▶ WHAT IS BEING ASKED
Check each line below for the word "penstabil", and copy those that have it.

▶ INFORMATION SHOWN
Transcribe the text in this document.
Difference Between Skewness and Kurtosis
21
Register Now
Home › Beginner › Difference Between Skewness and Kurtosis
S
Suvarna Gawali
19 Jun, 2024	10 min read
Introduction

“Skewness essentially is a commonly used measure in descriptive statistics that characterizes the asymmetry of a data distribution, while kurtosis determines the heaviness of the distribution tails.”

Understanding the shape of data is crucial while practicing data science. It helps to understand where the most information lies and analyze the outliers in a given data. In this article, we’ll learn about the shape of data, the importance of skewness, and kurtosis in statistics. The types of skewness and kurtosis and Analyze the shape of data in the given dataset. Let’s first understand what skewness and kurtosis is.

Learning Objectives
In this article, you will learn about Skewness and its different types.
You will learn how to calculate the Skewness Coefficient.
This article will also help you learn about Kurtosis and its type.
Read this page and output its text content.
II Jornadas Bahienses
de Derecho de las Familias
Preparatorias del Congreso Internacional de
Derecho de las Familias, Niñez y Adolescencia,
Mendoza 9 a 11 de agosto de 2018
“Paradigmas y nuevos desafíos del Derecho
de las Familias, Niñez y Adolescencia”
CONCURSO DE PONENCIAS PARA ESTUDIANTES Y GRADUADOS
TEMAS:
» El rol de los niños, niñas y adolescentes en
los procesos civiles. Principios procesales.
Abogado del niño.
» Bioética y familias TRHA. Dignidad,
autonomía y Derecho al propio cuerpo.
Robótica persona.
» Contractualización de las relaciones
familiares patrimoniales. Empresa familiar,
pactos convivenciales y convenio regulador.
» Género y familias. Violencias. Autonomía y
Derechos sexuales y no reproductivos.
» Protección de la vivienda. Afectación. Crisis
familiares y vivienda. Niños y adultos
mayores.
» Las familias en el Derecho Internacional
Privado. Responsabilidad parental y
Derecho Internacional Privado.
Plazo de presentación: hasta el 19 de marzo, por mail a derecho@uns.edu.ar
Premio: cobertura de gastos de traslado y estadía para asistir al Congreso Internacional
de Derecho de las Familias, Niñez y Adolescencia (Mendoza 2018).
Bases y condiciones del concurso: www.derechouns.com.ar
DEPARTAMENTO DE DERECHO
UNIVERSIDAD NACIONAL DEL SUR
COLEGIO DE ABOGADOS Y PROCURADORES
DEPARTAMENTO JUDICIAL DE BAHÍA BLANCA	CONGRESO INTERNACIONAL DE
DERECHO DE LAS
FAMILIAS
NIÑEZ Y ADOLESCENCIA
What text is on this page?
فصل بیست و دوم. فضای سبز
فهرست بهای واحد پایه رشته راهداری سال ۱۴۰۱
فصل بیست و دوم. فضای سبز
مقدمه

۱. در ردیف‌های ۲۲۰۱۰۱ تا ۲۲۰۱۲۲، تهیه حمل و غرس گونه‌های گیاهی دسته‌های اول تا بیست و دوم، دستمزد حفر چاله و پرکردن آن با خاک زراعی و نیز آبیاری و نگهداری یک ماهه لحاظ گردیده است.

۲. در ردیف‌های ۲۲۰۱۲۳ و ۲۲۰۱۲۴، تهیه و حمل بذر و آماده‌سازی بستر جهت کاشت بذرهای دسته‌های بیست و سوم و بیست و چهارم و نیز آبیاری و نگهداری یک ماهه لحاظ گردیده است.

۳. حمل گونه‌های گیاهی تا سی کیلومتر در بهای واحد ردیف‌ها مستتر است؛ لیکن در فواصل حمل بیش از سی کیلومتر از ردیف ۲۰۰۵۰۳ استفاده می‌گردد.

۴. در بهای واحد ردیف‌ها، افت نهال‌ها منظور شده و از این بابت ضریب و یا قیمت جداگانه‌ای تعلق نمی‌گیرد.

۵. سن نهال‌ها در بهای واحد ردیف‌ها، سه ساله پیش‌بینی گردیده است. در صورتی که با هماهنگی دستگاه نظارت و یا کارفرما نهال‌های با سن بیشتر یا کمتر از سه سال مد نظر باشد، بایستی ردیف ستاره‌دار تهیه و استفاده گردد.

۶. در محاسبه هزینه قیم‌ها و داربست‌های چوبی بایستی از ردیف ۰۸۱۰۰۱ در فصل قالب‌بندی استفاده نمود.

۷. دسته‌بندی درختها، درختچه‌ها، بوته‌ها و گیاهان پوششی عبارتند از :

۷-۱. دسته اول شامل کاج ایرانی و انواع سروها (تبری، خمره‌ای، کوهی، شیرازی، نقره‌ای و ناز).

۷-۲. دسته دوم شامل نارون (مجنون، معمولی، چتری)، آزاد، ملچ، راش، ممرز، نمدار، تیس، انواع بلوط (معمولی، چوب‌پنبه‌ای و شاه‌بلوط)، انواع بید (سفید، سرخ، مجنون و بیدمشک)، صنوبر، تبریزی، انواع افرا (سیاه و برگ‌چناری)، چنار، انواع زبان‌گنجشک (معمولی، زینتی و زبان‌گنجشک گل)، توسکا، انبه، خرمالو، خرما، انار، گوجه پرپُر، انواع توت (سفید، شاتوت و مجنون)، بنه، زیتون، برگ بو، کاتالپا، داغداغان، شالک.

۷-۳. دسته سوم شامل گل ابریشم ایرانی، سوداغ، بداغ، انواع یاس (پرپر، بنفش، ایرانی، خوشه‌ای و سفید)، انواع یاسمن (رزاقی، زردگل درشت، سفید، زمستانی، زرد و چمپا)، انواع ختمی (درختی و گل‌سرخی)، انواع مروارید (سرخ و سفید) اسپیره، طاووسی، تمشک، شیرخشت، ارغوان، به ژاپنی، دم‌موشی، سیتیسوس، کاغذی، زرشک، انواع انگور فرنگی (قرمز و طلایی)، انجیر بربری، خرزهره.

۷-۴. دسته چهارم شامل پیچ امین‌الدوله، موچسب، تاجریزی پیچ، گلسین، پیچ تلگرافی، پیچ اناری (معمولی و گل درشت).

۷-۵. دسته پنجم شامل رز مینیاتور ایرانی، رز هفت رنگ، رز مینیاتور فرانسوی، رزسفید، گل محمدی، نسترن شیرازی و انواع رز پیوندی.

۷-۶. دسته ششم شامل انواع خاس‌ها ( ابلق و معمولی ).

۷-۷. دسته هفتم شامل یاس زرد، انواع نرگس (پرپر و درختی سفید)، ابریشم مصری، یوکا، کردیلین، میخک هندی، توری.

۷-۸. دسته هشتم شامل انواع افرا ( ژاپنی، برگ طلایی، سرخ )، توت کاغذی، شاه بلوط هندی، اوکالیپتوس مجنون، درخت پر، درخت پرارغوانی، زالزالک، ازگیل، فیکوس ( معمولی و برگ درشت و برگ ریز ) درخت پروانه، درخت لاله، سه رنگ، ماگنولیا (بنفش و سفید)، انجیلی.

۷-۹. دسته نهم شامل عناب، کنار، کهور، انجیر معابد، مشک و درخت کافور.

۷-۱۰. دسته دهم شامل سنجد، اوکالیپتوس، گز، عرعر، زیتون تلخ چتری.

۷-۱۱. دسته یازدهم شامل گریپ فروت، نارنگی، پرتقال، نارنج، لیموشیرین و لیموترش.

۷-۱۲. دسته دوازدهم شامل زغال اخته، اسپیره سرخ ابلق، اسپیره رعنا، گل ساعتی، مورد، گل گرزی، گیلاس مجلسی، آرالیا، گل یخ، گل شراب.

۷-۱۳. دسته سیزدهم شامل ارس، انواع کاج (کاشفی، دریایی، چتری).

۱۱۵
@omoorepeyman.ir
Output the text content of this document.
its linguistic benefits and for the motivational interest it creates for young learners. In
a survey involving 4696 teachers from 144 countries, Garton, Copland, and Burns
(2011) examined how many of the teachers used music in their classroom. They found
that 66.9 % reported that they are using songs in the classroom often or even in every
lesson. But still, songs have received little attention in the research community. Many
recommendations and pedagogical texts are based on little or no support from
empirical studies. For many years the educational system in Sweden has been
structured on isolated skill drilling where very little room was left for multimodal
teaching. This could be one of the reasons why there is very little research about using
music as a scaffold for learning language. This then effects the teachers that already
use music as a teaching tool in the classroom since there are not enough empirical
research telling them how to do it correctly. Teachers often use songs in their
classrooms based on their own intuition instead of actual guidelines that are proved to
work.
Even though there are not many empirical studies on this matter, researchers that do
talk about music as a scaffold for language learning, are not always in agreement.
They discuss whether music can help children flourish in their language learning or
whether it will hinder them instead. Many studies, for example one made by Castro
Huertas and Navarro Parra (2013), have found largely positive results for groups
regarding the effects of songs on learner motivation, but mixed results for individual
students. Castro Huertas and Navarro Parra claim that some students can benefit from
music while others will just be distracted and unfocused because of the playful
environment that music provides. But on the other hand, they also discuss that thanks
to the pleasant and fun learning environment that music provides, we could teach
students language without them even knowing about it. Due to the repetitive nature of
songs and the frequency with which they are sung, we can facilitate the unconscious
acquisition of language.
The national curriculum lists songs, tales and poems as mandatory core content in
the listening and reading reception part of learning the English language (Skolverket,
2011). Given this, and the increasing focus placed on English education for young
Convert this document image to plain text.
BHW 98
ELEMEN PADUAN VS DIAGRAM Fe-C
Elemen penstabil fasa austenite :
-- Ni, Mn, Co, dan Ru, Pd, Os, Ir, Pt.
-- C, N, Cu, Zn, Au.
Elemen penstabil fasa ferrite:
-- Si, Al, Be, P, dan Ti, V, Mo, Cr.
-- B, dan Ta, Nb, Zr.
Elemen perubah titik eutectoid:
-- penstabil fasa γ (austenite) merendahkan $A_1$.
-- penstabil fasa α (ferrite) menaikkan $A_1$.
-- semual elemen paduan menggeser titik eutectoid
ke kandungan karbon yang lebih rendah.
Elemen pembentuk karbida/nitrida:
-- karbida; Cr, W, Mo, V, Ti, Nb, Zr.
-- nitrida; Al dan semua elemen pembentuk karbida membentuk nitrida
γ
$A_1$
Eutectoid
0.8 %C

▶ ANSWER
Elemen penstabil fasa austenite :
Elemen penstabil fasa ferrite:
-- penstabil fasa γ (austenite) merendahkan $A_1$.
-- penstabil fasa α (ferrite) menaikkan $A_1$.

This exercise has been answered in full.